___ Data rows

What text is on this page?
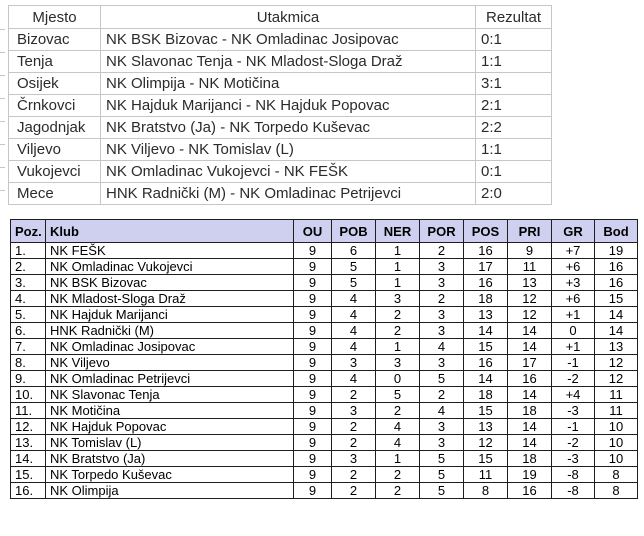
Mjesto	Utakmica	Rezultat
Bizovac	NK BSK Bizovac - NK Omladinac Josipovac	0:1
Tenja	NK Slavonac Tenja - NK Mladost-Sloga Draž	1:1
Osijek	NK Olimpija - NK Motičina	3:1
Črnkovci	NK Hajduk Marijanci - NK Hajduk Popovac	2:1
Jagodnjak	NK Bratstvo (Ja) - NK Torpedo Kuševac	2:2
Viljevo	NK Viljevo - NK Tomislav (L)	1:1
Vukojevci	NK Omladinac Vukojevci - NK FEŠK	0:1
Mece	HNK Radnički (M) - NK Omladinac Petrijevci	2:0
Poz.	Klub	OU	POB	NER	POR	POS	PRI	GR	Bod
1.	NK FEŠK	9	6	1	2	16	9	+7	19
2.	NK Omladinac Vukojevci	9	5	1	3	17	11	+6	16
3.	NK BSK Bizovac	9	5	1	3	16	13	+3	16
4.	NK Mladost-Sloga Draž	9	4	3	2	18	12	+6	15
5.	NK Hajduk Marijanci	9	4	2	3	13	12	+1	14
6.	HNK Radnički (M)	9	4	2	3	14	14	0	14
7.	NK Omladinac Josipovac	9	4	1	4	15	14	+1	13
8.	NK Viljevo	9	3	3	3	16	17	-1	12
9.	NK Omladinac Petrijevci	9	4	0	5	14	16	-2	12
10.	NK Slavonac Tenja	9	2	5	2	18	14	+4	11
11.	NK Motičina	9	3	2	4	15	18	-3	11
12.	NK Hajduk Popovac	9	2	4	3	13	14	-1	10
13.	NK Tomislav (L)	9	2	4	3	12	14	-2	10
14.	NK Bratstvo (Ja)	9	3	1	5	15	18	-3	10
15.	NK Torpedo Kuševac	9	2	2	5	11	19	-8	8
16.	NK Olimpija	9	2	2	5	8	16	-8	8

______

▸ Task directions
Exclude the pictures and transcribe all of the entries exactly.

▸ Response for this exercise
What text is on this page?
Mjesto	Utakmica	Rezultat
Bizovac	NK BSK Bizovac - NK Omladinac Josipovac	0:1
Tenja	NK Slavonac Tenja - NK Mladost-Sloga Draž	1:1
Osijek	NK Olimpija - NK Motičina	3:1
Črnkovci	NK Hajduk Marijanci - NK Hajduk Popovac	2:1
Jagodnjak	NK Bratstvo (Ja) - NK Torpedo Kuševac	2:2
Viljevo	NK Viljevo - NK Tomislav (L)	1:1
Vukojevci	NK Omladinac Vukojevci - NK FEŠK	0:1
Mece	HNK Radnički (M) - NK Omladinac Petrijevci	2:0
Poz.	Klub	OU	POB	NER	POR	POS	PRI	GR	Bod
1.	NK FEŠK	9	6	1	2	16	9	+7	19
2.	NK Omladinac Vukojevci	9	5	1	3	17	11	+6	16
3.	NK BSK Bizovac	9	5	1	3	16	13	+3	16
4.	NK Mladost-Sloga Draž	9	4	3	2	18	12	+6	15
5.	NK Hajduk Marijanci	9	4	2	3	13	12	+1	14
6.	HNK Radnički (M)	9	4	2	3	14	14	0	14
7.	NK Omladinac Josipovac	9	4	1	4	15	14	+1	13
8.	NK Viljevo	9	3	3	3	16	17	-1	12
9.	NK Omladinac Petrijevci	9	4	0	5	14	16	-2	12
10.	NK Slavonac Tenja	9	2	5	2	18	14	+4	11
11.	NK Motičina	9	3	2	4	15	18	-3	11
12.	NK Hajduk Popovac	9	2	4	3	13	14	-1	10
13.	NK Tomislav (L)	9	2	4	3	12	14	-2	10
14.	NK Bratstvo (Ja)	9	3	1	5	15	18	-3	10
15.	NK Torpedo Kuševac	9	2	2	5	11	19	-8	8
16.	NK Olimpija	9	2	2	5	8	16	-8	8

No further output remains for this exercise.